◆ What is needed:
Extract every record, exactly as written, and ignore the pictures.

◆ Source records:
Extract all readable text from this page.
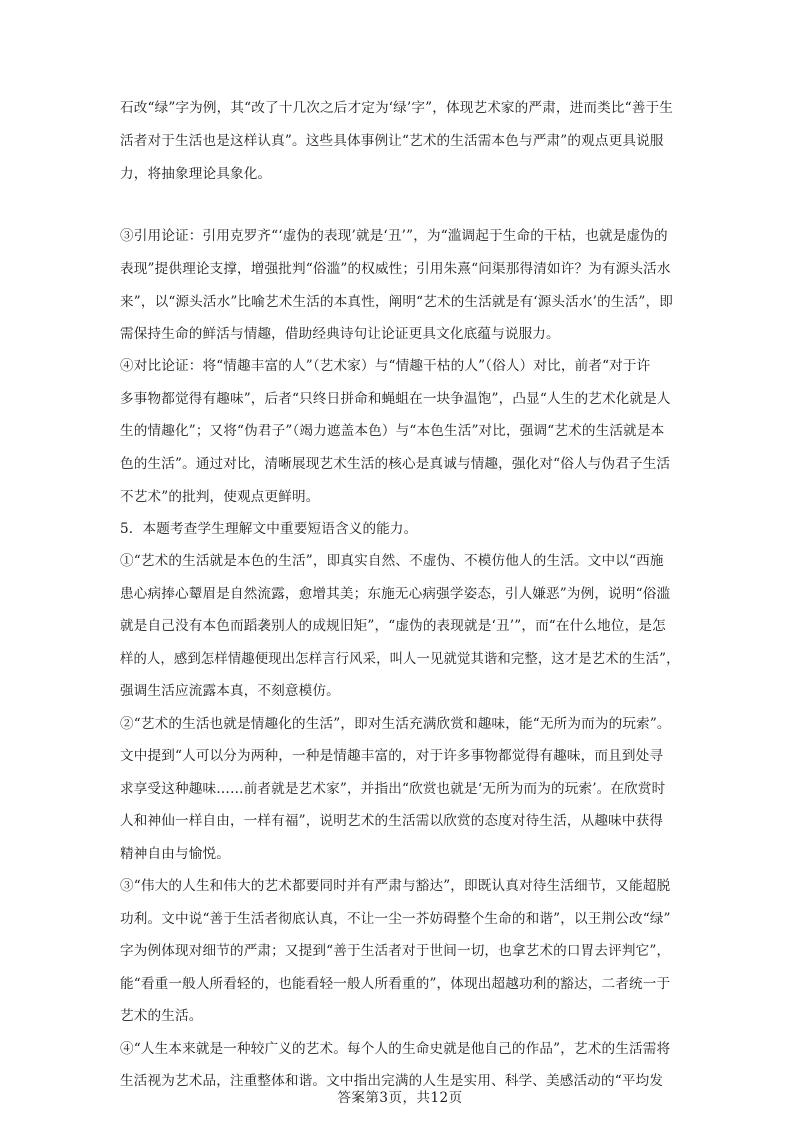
石改“绿”字为例，其“改了十几次之后才定为‘绿’字”，体现艺术家的严肃，进而类比“善于生
活者对于生活也是这样认真”。这些具体事例让“艺术的生活需本色与严肃”的观点更具说服
力，将抽象理论具象化。
③引用论证：引用克罗齐“‘虚伪的表现’就是‘丑’”，为“滥调起于生命的干枯，也就是虚伪的
表现”提供理论支撑，增强批判“俗滥”的权威性；引用朱熹“问渠那得清如许？为有源头活水
来”，以“源头活水”比喻艺术生活的本真性，阐明“艺术的生活就是有‘源头活水’的生活”，即
需保持生命的鲜活与情趣，借助经典诗句让论证更具文化底蕴与说服力。
④对比论证：将“情趣丰富的人”（艺术家）与“情趣干枯的人”（俗人）对比，前者“对于许
多事物都觉得有趣味”，后者“只终日拼命和蝇蛆在一块争温饱”，凸显“人生的艺术化就是人
生的情趣化”；又将“伪君子”（竭力遮盖本色）与“本色生活”对比，强调“艺术的生活就是本
色的生活”。通过对比，清晰展现艺术生活的核心是真诚与情趣，强化对“俗人与伪君子生活
不艺术”的批判，使观点更鲜明。
5．本题考查学生理解文中重要短语含义的能力。
①“艺术的生活就是本色的生活”，即真实自然、不虚伪、不模仿他人的生活。文中以“西施
患心病捧心颦眉是自然流露，愈增其美；东施无心病强学姿态，引人嫌恶”为例，说明“俗滥
就是自己没有本色而蹈袭别人的成规旧矩”，“虚伪的表现就是‘丑’”，而“在什么地位，是怎
样的人，感到怎样情趣便现出怎样言行风采，叫人一见就觉其谐和完整，这才是艺术的生活”，
强调生活应流露本真，不刻意模仿。
②“艺术的生活也就是情趣化的生活”，即对生活充满欣赏和趣味，能“无所为而为的玩索”。
文中提到“人可以分为两种，一种是情趣丰富的，对于许多事物都觉得有趣味，而且到处寻
求享受这种趣味……前者就是艺术家”，并指出“欣赏也就是‘无所为而为的玩索’。在欣赏时
人和神仙一样自由，一样有福”，说明艺术的生活需以欣赏的态度对待生活，从趣味中获得
精神自由与愉悦。
③“伟大的人生和伟大的艺术都要同时并有严肃与豁达”，即既认真对待生活细节，又能超脱
功利。文中说“善于生活者彻底认真，不让一尘一芥妨碍整个生命的和谐”，以王荆公改“绿”
字为例体现对细节的严肃；又提到“善于生活者对于世间一切，也拿艺术的口胃去评判它”，
能“看重一般人所看轻的，也能看轻一般人所看重的”，体现出超越功利的豁达，二者统一于
艺术的生活。
④“人生本来就是一种较广义的艺术。每个人的生命史就是他自己的作品”，艺术的生活需将
生活视为艺术品，注重整体和谐。文中指出完满的人生是实用、科学、美感活动的“平均发
答案第3页，共12页
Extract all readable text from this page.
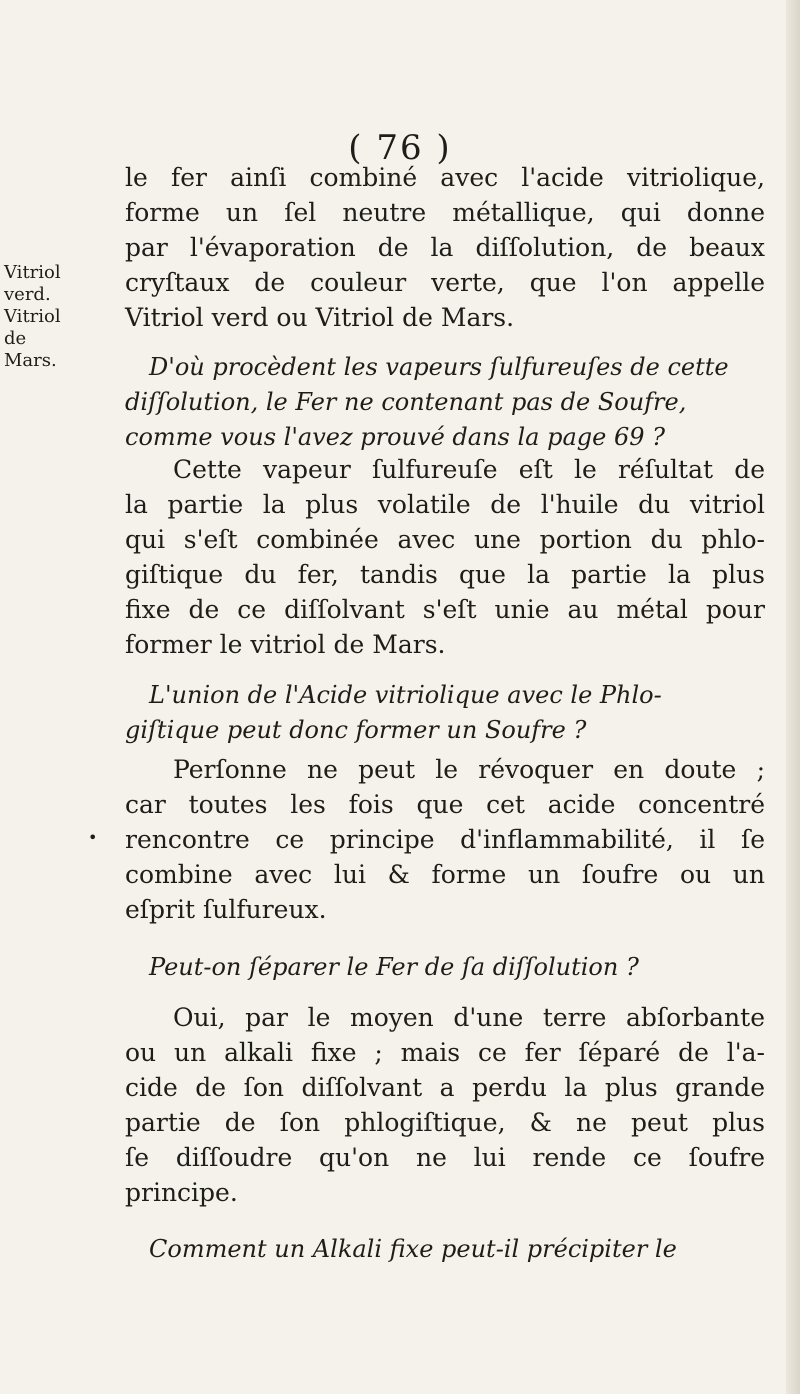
( 76 )
Vitriol
verd.
Vitriol de
Mars.
•
le fer ainſi combiné avec l'acide vitriolique,
forme un ſel neutre métallique, qui donne
par l'évaporation de la diſſolution, de beaux
cryſtaux de couleur verte, que l'on appelle
Vitriol verd ou Vitriol de Mars.
D'où procèdent les vapeurs ſulfureuſes de cette
diſſolution, le Fer ne contenant pas de Soufre,
comme vous l'avez prouvé dans la page 69 ?
Cette vapeur ſulfureuſe eſt le réſultat de
la partie la plus volatile de l'huile du vitriol
qui s'eſt combinée avec une portion du phlo-
giſtique du fer, tandis que la partie la plus
fixe de ce diſſolvant s'eſt unie au métal pour
former le vitriol de Mars.
L'union de l'Acide vitriolique avec le Phlo-
giſtique peut donc former un Soufre ?
Perſonne ne peut le révoquer en doute ;
car toutes les fois que cet acide concentré
rencontre ce principe d'inflammabilité, il ſe
combine avec lui & forme un ſoufre ou un
eſprit ſulfureux.
Peut-on ſéparer le Fer de ſa diſſolution ?
Oui, par le moyen d'une terre abſorbante
ou un alkali fixe ; mais ce fer ſéparé de l'a-
cide de ſon diſſolvant a perdu la plus grande
partie de ſon phlogiſtique, & ne peut plus
ſe diſſoudre qu'on ne lui rende ce ſoufre
principe.
Comment un Alkali fixe peut-il précipiter le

◆ Exercise output:
Extract all readable text from this page.
石改“绿”字为例，其“改了十几次之后才定为‘绿’字”，体现艺术家的严肃，进而类比“善于生
活者对于生活也是这样认真”。这些具体事例让“艺术的生活需本色与严肃”的观点更具说服
力，将抽象理论具象化。
③引用论证：引用克罗齐“‘虚伪的表现’就是‘丑’”，为“滥调起于生命的干枯，也就是虚伪的
表现”提供理论支撑，增强批判“俗滥”的权威性；引用朱熹“问渠那得清如许？为有源头活水
来”，以“源头活水”比喻艺术生活的本真性，阐明“艺术的生活就是有‘源头活水’的生活”，即
需保持生命的鲜活与情趣，借助经典诗句让论证更具文化底蕴与说服力。
④对比论证：将“情趣丰富的人”（艺术家）与“情趣干枯的人”（俗人）对比，前者“对于许
多事物都觉得有趣味”，后者“只终日拼命和蝇蛆在一块争温饱”，凸显“人生的艺术化就是人
生的情趣化”；又将“伪君子”（竭力遮盖本色）与“本色生活”对比，强调“艺术的生活就是本
色的生活”。通过对比，清晰展现艺术生活的核心是真诚与情趣，强化对“俗人与伪君子生活
不艺术”的批判，使观点更鲜明。
5．本题考查学生理解文中重要短语含义的能力。
①“艺术的生活就是本色的生活”，即真实自然、不虚伪、不模仿他人的生活。文中以“西施
患心病捧心颦眉是自然流露，愈增其美；东施无心病强学姿态，引人嫌恶”为例，说明“俗滥
就是自己没有本色而蹈袭别人的成规旧矩”，“虚伪的表现就是‘丑’”，而“在什么地位，是怎
样的人，感到怎样情趣便现出怎样言行风采，叫人一见就觉其谐和完整，这才是艺术的生活”，
强调生活应流露本真，不刻意模仿。
②“艺术的生活也就是情趣化的生活”，即对生活充满欣赏和趣味，能“无所为而为的玩索”。
文中提到“人可以分为两种，一种是情趣丰富的，对于许多事物都觉得有趣味，而且到处寻
求享受这种趣味……前者就是艺术家”，并指出“欣赏也就是‘无所为而为的玩索’。在欣赏时
人和神仙一样自由，一样有福”，说明艺术的生活需以欣赏的态度对待生活，从趣味中获得
精神自由与愉悦。
③“伟大的人生和伟大的艺术都要同时并有严肃与豁达”，即既认真对待生活细节，又能超脱
功利。文中说“善于生活者彻底认真，不让一尘一芥妨碍整个生命的和谐”，以王荆公改“绿”
字为例体现对细节的严肃；又提到“善于生活者对于世间一切，也拿艺术的口胃去评判它”，
能“看重一般人所看轻的，也能看轻一般人所看重的”，体现出超越功利的豁达，二者统一于
艺术的生活。
④“人生本来就是一种较广义的艺术。每个人的生命史就是他自己的作品”，艺术的生活需将
生活视为艺术品，注重整体和谐。文中指出完满的人生是实用、科学、美感活动的“平均发
答案第3页，共12页
Extract all readable text from this page.
( 76 )
Vitriol
verd.
Vitriol de
Mars.
•
le fer ainſi combiné avec l'acide vitriolique,
forme un ſel neutre métallique, qui donne
par l'évaporation de la diſſolution, de beaux
cryſtaux de couleur verte, que l'on appelle
Vitriol verd ou Vitriol de Mars.
D'où procèdent les vapeurs ſulfureuſes de cette
diſſolution, le Fer ne contenant pas de Soufre,
comme vous l'avez prouvé dans la page 69 ?
Cette vapeur ſulfureuſe eſt le réſultat de
la partie la plus volatile de l'huile du vitriol
qui s'eſt combinée avec une portion du phlo-
giſtique du fer, tandis que la partie la plus
fixe de ce diſſolvant s'eſt unie au métal pour
former le vitriol de Mars.
L'union de l'Acide vitriolique avec le Phlo-
giſtique peut donc former un Soufre ?
Perſonne ne peut le révoquer en doute ;
car toutes les fois que cet acide concentré
rencontre ce principe d'inflammabilité, il ſe
combine avec lui & forme un ſoufre ou un
eſprit ſulfureux.
Peut-on ſéparer le Fer de ſa diſſolution ?
Oui, par le moyen d'une terre abſorbante
ou un alkali fixe ; mais ce fer ſéparé de l'a-
cide de ſon diſſolvant a perdu la plus grande
partie de ſon phlogiſtique, & ne peut plus
ſe diſſoudre qu'on ne lui rende ce ſoufre
principe.
Comment un Alkali fixe peut-il précipiter le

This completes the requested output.